Figure dataset records:
· · · · ·

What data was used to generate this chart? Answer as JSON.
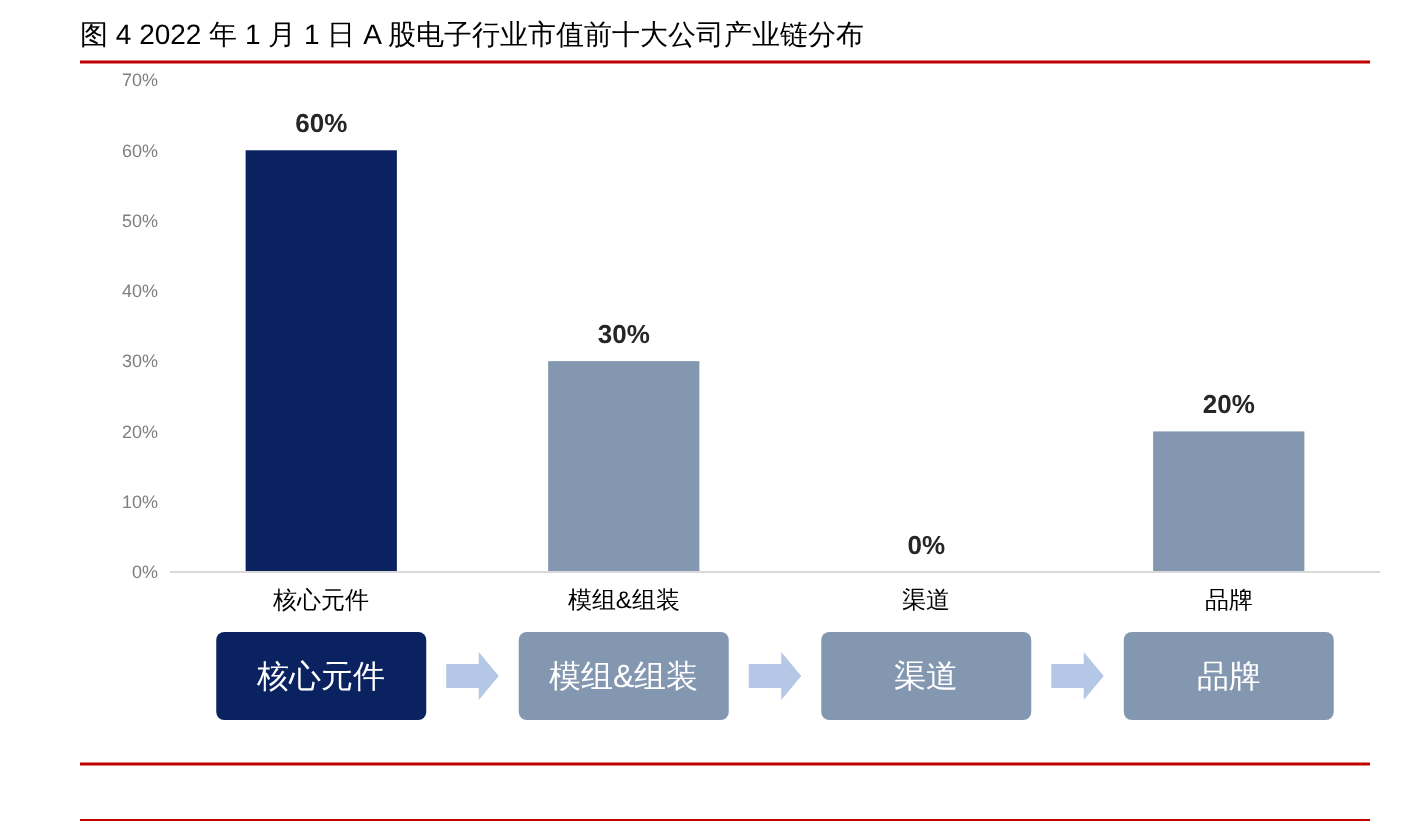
{
  "chart_data": {
    "type": "bar",
    "title": "图 4 2022 年 1 月 1 日 A 股电子行业市值前十大公司产业链分布",
    "categories": [
      "核心元件",
      "模组&组装",
      "渠道",
      "品牌"
    ],
    "values": [
      60,
      30,
      0,
      20
    ],
    "colors": [
      "#0b2261",
      "#8497b0",
      "#8497b0",
      "#8497b0"
    ],
    "value_labels": [
      "60%",
      "30%",
      "0%",
      "20%"
    ],
    "ylim": [
      0,
      70
    ],
    "yticks": [
      {
        "value": 0,
        "label": "0%"
      },
      {
        "value": 10,
        "label": "10%"
      },
      {
        "value": 20,
        "label": "20%"
      },
      {
        "value": 30,
        "label": "30%"
      },
      {
        "value": 40,
        "label": "40%"
      },
      {
        "value": 50,
        "label": "50%"
      },
      {
        "value": 60,
        "label": "60%"
      },
      {
        "value": 70,
        "label": "70%"
      }
    ],
    "grid": false,
    "annotations": [
      "核心元件",
      "模组&组装",
      "渠道",
      "品牌"
    ]
  }
}
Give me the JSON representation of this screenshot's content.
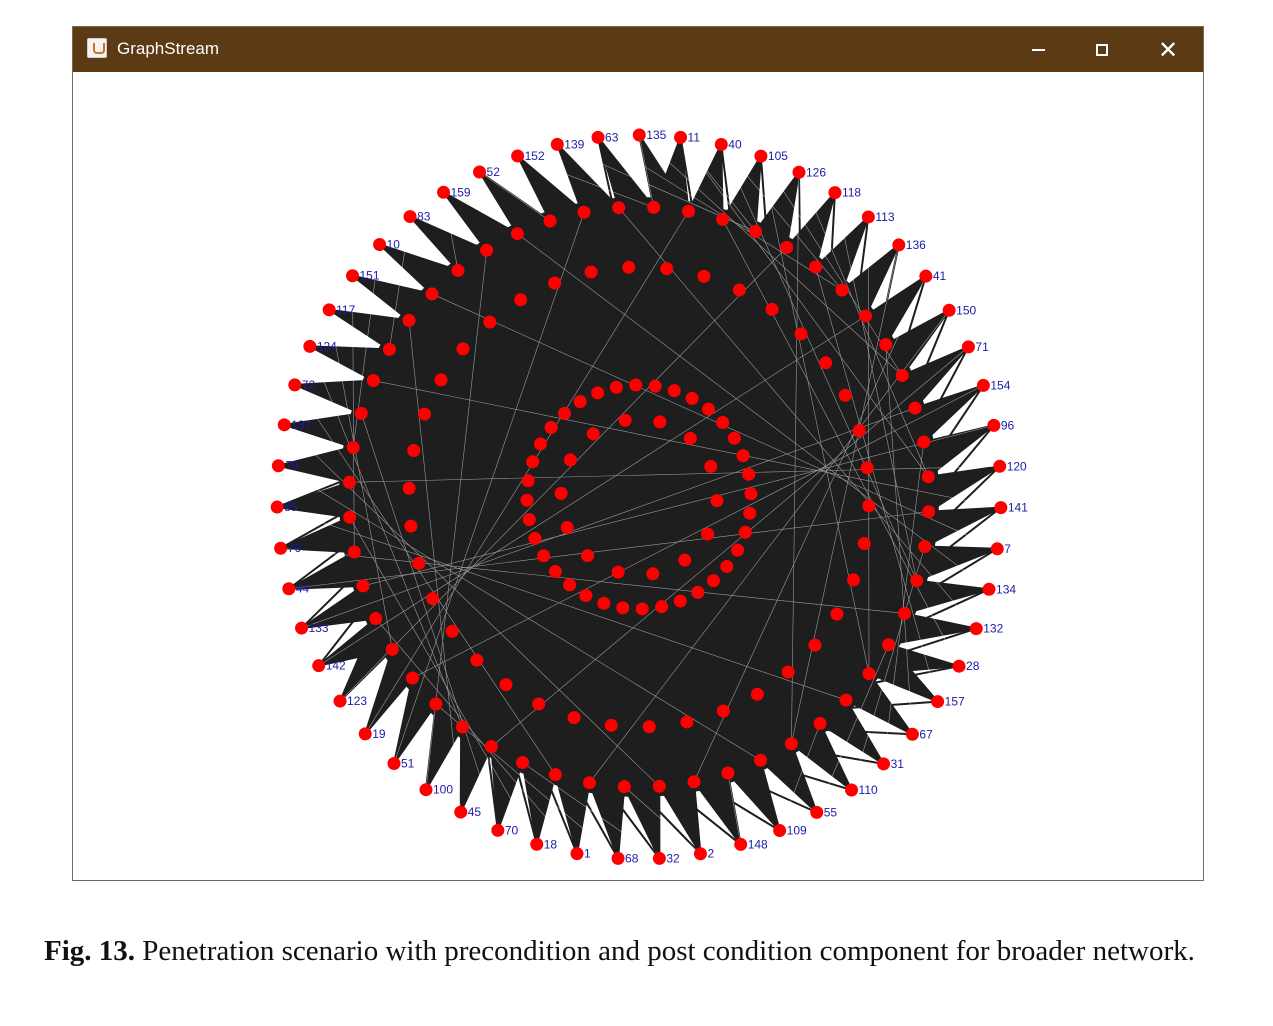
{
  "window": {
    "title": "GraphStream"
  },
  "caption": {
    "label": "Fig. 13.",
    "text": "Penetration scenario with precondition and post condition component for broader network."
  },
  "graph": {
    "node_color": "#ff0000",
    "edge_color": "#1e1e1e",
    "label_color": "#1c1ca8",
    "outer_labels": [
      "135",
      "11",
      "40",
      "105",
      "126",
      "118",
      "113",
      "136",
      "41",
      "150",
      "71",
      "154",
      "96",
      "120",
      "141",
      "7",
      "134",
      "132",
      "28",
      "157",
      "67",
      "31",
      "110",
      "55",
      "109",
      "148",
      "2",
      "32",
      "68",
      "1",
      "18",
      "70",
      "45",
      "100",
      "51",
      "19",
      "123",
      "142",
      "133",
      "44",
      "76",
      "85",
      "79",
      "137",
      "72",
      "124",
      "117",
      "151",
      "10",
      "83",
      "159",
      "52",
      "152",
      "139",
      "63"
    ]
  }
}
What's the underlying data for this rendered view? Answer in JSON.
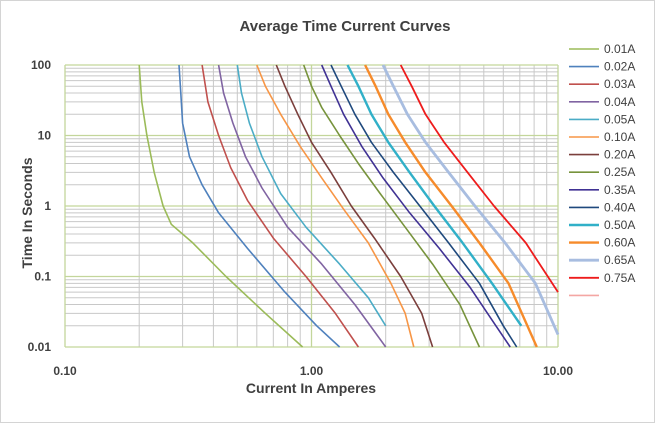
{
  "chart_data": {
    "type": "line",
    "title": "Average Time Current Curves",
    "xlabel": "Current In Amperes",
    "ylabel": "Time In Seconds",
    "xscale": "log",
    "yscale": "log",
    "xlim": [
      0.1,
      10
    ],
    "ylim": [
      0.01,
      100
    ],
    "x_ticks": [
      "0.10",
      "1.00",
      "10.00"
    ],
    "y_ticks": [
      "100",
      "10",
      "1",
      "0.1",
      "0.01"
    ],
    "grid": true,
    "legend_position": "right",
    "series": [
      {
        "name": "0.01A",
        "color": "#9bbb59",
        "width": 1.6,
        "points": [
          [
            0.2,
            100
          ],
          [
            0.205,
            30
          ],
          [
            0.215,
            10
          ],
          [
            0.23,
            3
          ],
          [
            0.25,
            1
          ],
          [
            0.27,
            0.55
          ],
          [
            0.33,
            0.3
          ],
          [
            0.45,
            0.1
          ],
          [
            0.65,
            0.03
          ],
          [
            0.92,
            0.01
          ]
        ]
      },
      {
        "name": "0.02A",
        "color": "#4f81bd",
        "width": 1.6,
        "points": [
          [
            0.29,
            100
          ],
          [
            0.295,
            40
          ],
          [
            0.3,
            15
          ],
          [
            0.32,
            5
          ],
          [
            0.36,
            2
          ],
          [
            0.42,
            0.8
          ],
          [
            0.55,
            0.25
          ],
          [
            0.78,
            0.06
          ],
          [
            1.05,
            0.02
          ],
          [
            1.3,
            0.01
          ]
        ]
      },
      {
        "name": "0.03A",
        "color": "#c0504d",
        "width": 1.6,
        "points": [
          [
            0.36,
            100
          ],
          [
            0.38,
            30
          ],
          [
            0.42,
            10
          ],
          [
            0.47,
            3.5
          ],
          [
            0.55,
            1.2
          ],
          [
            0.7,
            0.35
          ],
          [
            0.95,
            0.1
          ],
          [
            1.25,
            0.03
          ],
          [
            1.55,
            0.01
          ]
        ]
      },
      {
        "name": "0.04A",
        "color": "#8064a2",
        "width": 1.6,
        "points": [
          [
            0.42,
            100
          ],
          [
            0.44,
            40
          ],
          [
            0.48,
            15
          ],
          [
            0.54,
            5
          ],
          [
            0.63,
            1.8
          ],
          [
            0.8,
            0.5
          ],
          [
            1.1,
            0.15
          ],
          [
            1.5,
            0.04
          ],
          [
            2.0,
            0.01
          ]
        ]
      },
      {
        "name": "0.05A",
        "color": "#4bacc6",
        "width": 1.6,
        "points": [
          [
            0.5,
            100
          ],
          [
            0.52,
            40
          ],
          [
            0.56,
            15
          ],
          [
            0.63,
            5
          ],
          [
            0.75,
            1.5
          ],
          [
            0.95,
            0.5
          ],
          [
            1.3,
            0.15
          ],
          [
            1.7,
            0.05
          ],
          [
            2.0,
            0.02
          ]
        ]
      },
      {
        "name": "0.10A",
        "color": "#f79646",
        "width": 1.6,
        "points": [
          [
            0.6,
            100
          ],
          [
            0.65,
            50
          ],
          [
            0.75,
            20
          ],
          [
            0.9,
            7
          ],
          [
            1.1,
            2.5
          ],
          [
            1.35,
            0.9
          ],
          [
            1.7,
            0.3
          ],
          [
            2.1,
            0.08
          ],
          [
            2.4,
            0.03
          ],
          [
            2.6,
            0.01
          ]
        ]
      },
      {
        "name": "0.20A",
        "color": "#7b3f3c",
        "width": 1.6,
        "points": [
          [
            0.72,
            100
          ],
          [
            0.78,
            50
          ],
          [
            0.88,
            20
          ],
          [
            1.0,
            8
          ],
          [
            1.2,
            3
          ],
          [
            1.45,
            1
          ],
          [
            1.8,
            0.35
          ],
          [
            2.3,
            0.1
          ],
          [
            2.8,
            0.03
          ],
          [
            3.1,
            0.01
          ]
        ]
      },
      {
        "name": "0.25A",
        "color": "#77933c",
        "width": 1.6,
        "points": [
          [
            0.93,
            100
          ],
          [
            1.0,
            50
          ],
          [
            1.1,
            25
          ],
          [
            1.3,
            10
          ],
          [
            1.55,
            4
          ],
          [
            1.9,
            1.5
          ],
          [
            2.4,
            0.5
          ],
          [
            3.1,
            0.15
          ],
          [
            4.0,
            0.04
          ],
          [
            4.8,
            0.01
          ]
        ]
      },
      {
        "name": "0.35A",
        "color": "#403294",
        "width": 1.6,
        "points": [
          [
            1.1,
            100
          ],
          [
            1.2,
            50
          ],
          [
            1.35,
            20
          ],
          [
            1.6,
            7
          ],
          [
            1.95,
            2.5
          ],
          [
            2.5,
            0.8
          ],
          [
            3.3,
            0.25
          ],
          [
            4.4,
            0.07
          ],
          [
            5.6,
            0.02
          ],
          [
            6.4,
            0.01
          ]
        ]
      },
      {
        "name": "0.40A",
        "color": "#1f497d",
        "width": 1.6,
        "points": [
          [
            1.2,
            100
          ],
          [
            1.32,
            50
          ],
          [
            1.5,
            20
          ],
          [
            1.75,
            8
          ],
          [
            2.15,
            3
          ],
          [
            2.75,
            1
          ],
          [
            3.6,
            0.3
          ],
          [
            4.8,
            0.08
          ],
          [
            6.0,
            0.02
          ],
          [
            6.8,
            0.01
          ]
        ]
      },
      {
        "name": "0.50A",
        "color": "#31b0c8",
        "width": 2.4,
        "points": [
          [
            1.4,
            100
          ],
          [
            1.55,
            50
          ],
          [
            1.75,
            20
          ],
          [
            2.05,
            8
          ],
          [
            2.5,
            3
          ],
          [
            3.15,
            1
          ],
          [
            4.1,
            0.3
          ],
          [
            5.4,
            0.08
          ],
          [
            7.1,
            0.02
          ]
        ]
      },
      {
        "name": "0.60A",
        "color": "#f68b2b",
        "width": 2.4,
        "points": [
          [
            1.65,
            100
          ],
          [
            1.82,
            50
          ],
          [
            2.05,
            20
          ],
          [
            2.4,
            8
          ],
          [
            2.9,
            3
          ],
          [
            3.7,
            1
          ],
          [
            4.8,
            0.3
          ],
          [
            6.3,
            0.08
          ],
          [
            8.2,
            0.01
          ]
        ]
      },
      {
        "name": "0.65A",
        "color": "#a8bde0",
        "width": 2.8,
        "points": [
          [
            1.95,
            100
          ],
          [
            2.15,
            50
          ],
          [
            2.45,
            20
          ],
          [
            2.9,
            8
          ],
          [
            3.6,
            3
          ],
          [
            4.6,
            1
          ],
          [
            6.1,
            0.3
          ],
          [
            8.1,
            0.08
          ],
          [
            10.0,
            0.015
          ]
        ]
      },
      {
        "name": "0.75A",
        "color": "#ee1c1c",
        "width": 1.8,
        "points": [
          [
            2.3,
            100
          ],
          [
            2.55,
            50
          ],
          [
            2.9,
            20
          ],
          [
            3.45,
            8
          ],
          [
            4.3,
            3
          ],
          [
            5.5,
            1
          ],
          [
            7.4,
            0.3
          ],
          [
            10.0,
            0.06
          ]
        ]
      }
    ],
    "extra_legend_swatch_color": "#f4a6a3"
  }
}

· · · · ·

Note how many lines of the material contain the string "What". Then report that number by itself.

> [Solution for this exercise] 2